WHAT THIS TASK INVOLVES: Your task is to copy every line of the records below that contains "JSON".

SOURCE DATA:
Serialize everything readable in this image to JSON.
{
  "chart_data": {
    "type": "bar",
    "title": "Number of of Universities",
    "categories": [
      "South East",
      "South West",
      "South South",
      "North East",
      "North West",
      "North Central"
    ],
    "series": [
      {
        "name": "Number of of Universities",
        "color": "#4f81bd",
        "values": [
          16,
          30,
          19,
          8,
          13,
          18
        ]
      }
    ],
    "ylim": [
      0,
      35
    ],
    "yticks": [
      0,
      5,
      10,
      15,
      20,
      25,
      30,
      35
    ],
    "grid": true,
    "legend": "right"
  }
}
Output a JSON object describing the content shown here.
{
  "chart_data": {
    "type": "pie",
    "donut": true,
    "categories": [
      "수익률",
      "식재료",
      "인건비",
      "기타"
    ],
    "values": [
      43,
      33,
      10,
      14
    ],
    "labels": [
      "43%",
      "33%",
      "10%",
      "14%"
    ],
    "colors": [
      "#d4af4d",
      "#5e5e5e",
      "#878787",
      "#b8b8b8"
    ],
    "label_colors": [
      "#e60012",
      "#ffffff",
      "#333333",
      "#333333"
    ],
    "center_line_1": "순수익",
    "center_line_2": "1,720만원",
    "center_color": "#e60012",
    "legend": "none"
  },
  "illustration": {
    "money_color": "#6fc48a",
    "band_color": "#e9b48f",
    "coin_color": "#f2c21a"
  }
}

RESPONSE:
Serialize everything readable in this image to JSON.
Output a JSON object describing the content shown here.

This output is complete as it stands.